((
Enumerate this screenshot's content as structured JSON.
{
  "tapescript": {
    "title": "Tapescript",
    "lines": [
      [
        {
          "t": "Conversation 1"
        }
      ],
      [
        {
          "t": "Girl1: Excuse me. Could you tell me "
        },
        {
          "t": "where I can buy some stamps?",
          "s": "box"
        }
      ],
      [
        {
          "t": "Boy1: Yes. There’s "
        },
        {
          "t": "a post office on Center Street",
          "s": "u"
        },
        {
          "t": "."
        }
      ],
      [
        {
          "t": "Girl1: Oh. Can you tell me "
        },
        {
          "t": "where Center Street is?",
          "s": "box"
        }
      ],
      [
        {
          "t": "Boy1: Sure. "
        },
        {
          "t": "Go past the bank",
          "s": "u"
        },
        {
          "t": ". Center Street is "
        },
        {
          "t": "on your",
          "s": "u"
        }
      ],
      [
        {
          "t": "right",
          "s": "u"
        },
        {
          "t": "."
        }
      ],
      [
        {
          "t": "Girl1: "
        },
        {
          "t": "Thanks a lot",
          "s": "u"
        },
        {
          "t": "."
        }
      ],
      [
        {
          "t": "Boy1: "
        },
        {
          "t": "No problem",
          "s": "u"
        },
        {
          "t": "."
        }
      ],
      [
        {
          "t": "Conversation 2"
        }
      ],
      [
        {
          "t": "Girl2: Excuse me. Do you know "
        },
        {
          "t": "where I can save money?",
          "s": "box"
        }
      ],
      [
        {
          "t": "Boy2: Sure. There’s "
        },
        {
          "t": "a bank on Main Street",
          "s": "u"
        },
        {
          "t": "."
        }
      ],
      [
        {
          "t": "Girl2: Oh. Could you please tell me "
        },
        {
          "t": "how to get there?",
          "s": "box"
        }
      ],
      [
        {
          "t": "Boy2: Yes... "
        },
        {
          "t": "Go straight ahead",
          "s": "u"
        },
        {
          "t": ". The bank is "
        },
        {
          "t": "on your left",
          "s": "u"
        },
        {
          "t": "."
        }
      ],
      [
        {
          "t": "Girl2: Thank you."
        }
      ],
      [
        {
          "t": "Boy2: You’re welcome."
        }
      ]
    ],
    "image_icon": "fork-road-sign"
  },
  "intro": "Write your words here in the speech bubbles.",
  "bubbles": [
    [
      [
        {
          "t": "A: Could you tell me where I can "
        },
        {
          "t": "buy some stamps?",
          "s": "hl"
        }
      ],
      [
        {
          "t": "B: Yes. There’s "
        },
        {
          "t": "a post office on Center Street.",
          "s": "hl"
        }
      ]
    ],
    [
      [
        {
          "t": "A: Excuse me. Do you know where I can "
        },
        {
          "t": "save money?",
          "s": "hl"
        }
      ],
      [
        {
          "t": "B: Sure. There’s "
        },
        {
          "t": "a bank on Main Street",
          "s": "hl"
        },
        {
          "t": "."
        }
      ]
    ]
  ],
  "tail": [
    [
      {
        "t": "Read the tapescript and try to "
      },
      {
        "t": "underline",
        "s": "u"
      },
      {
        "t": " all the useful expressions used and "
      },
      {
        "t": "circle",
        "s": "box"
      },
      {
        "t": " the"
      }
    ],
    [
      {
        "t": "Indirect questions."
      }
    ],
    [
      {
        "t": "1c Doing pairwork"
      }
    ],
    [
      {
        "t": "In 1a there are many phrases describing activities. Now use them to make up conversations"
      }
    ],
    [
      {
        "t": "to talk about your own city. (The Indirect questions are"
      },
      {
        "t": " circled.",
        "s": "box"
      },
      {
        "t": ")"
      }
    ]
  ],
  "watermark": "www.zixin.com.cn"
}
))
- [Your task]:
Repeat all entries. Match them exactly.

- [Result]:
Enumerate this screenshot's content as structured JSON.
{
  "tapescript": {
    "title": "Tapescript",
    "lines": [
      [
        {
          "t": "Conversation 1"
        }
      ],
      [
        {
          "t": "Girl1: Excuse me. Could you tell me "
        },
        {
          "t": "where I can buy some stamps?",
          "s": "box"
        }
      ],
      [
        {
          "t": "Boy1: Yes. There’s "
        },
        {
          "t": "a post office on Center Street",
          "s": "u"
        },
        {
          "t": "."
        }
      ],
      [
        {
          "t": "Girl1: Oh. Can you tell me "
        },
        {
          "t": "where Center Street is?",
          "s": "box"
        }
      ],
      [
        {
          "t": "Boy1: Sure. "
        },
        {
          "t": "Go past the bank",
          "s": "u"
        },
        {
          "t": ". Center Street is "
        },
        {
          "t": "on your",
          "s": "u"
        }
      ],
      [
        {
          "t": "right",
          "s": "u"
        },
        {
          "t": "."
        }
      ],
      [
        {
          "t": "Girl1: "
        },
        {
          "t": "Thanks a lot",
          "s": "u"
        },
        {
          "t": "."
        }
      ],
      [
        {
          "t": "Boy1: "
        },
        {
          "t": "No problem",
          "s": "u"
        },
        {
          "t": "."
        }
      ],
      [
        {
          "t": "Conversation 2"
        }
      ],
      [
        {
          "t": "Girl2: Excuse me. Do you know "
        },
        {
          "t": "where I can save money?",
          "s": "box"
        }
      ],
      [
        {
          "t": "Boy2: Sure. There’s "
        },
        {
          "t": "a bank on Main Street",
          "s": "u"
        },
        {
          "t": "."
        }
      ],
      [
        {
          "t": "Girl2: Oh. Could you please tell me "
        },
        {
          "t": "how to get there?",
          "s": "box"
        }
      ],
      [
        {
          "t": "Boy2: Yes... "
        },
        {
          "t": "Go straight ahead",
          "s": "u"
        },
        {
          "t": ". The bank is "
        },
        {
          "t": "on your left",
          "s": "u"
        },
        {
          "t": "."
        }
      ],
      [
        {
          "t": "Girl2: Thank you."
        }
      ],
      [
        {
          "t": "Boy2: You’re welcome."
        }
      ]
    ],
    "image_icon": "fork-road-sign"
  },
  "intro": "Write your words here in the speech bubbles.",
  "bubbles": [
    [
      [
        {
          "t": "A: Could you tell me where I can "
        },
        {
          "t": "buy some stamps?",
          "s": "hl"
        }
      ],
      [
        {
          "t": "B: Yes. There’s "
        },
        {
          "t": "a post office on Center Street.",
          "s": "hl"
        }
      ]
    ],
    [
      [
        {
          "t": "A: Excuse me. Do you know where I can "
        },
        {
          "t": "save money?",
          "s": "hl"
        }
      ],
      [
        {
          "t": "B: Sure. There’s "
        },
        {
          "t": "a bank on Main Street",
          "s": "hl"
        },
        {
          "t": "."
        }
      ]
    ]
  ],
  "tail": [
    [
      {
        "t": "Read the tapescript and try to "
      },
      {
        "t": "underline",
        "s": "u"
      },
      {
        "t": " all the useful expressions used and "
      },
      {
        "t": "circle",
        "s": "box"
      },
      {
        "t": " the"
      }
    ],
    [
      {
        "t": "Indirect questions."
      }
    ],
    [
      {
        "t": "1c Doing pairwork"
      }
    ],
    [
      {
        "t": "In 1a there are many phrases describing activities. Now use them to make up conversations"
      }
    ],
    [
      {
        "t": "to talk about your own city. (The Indirect questions are"
      },
      {
        "t": " circled.",
        "s": "box"
      },
      {
        "t": ")"
      }
    ]
  ],
  "watermark": "www.zixin.com.cn"
}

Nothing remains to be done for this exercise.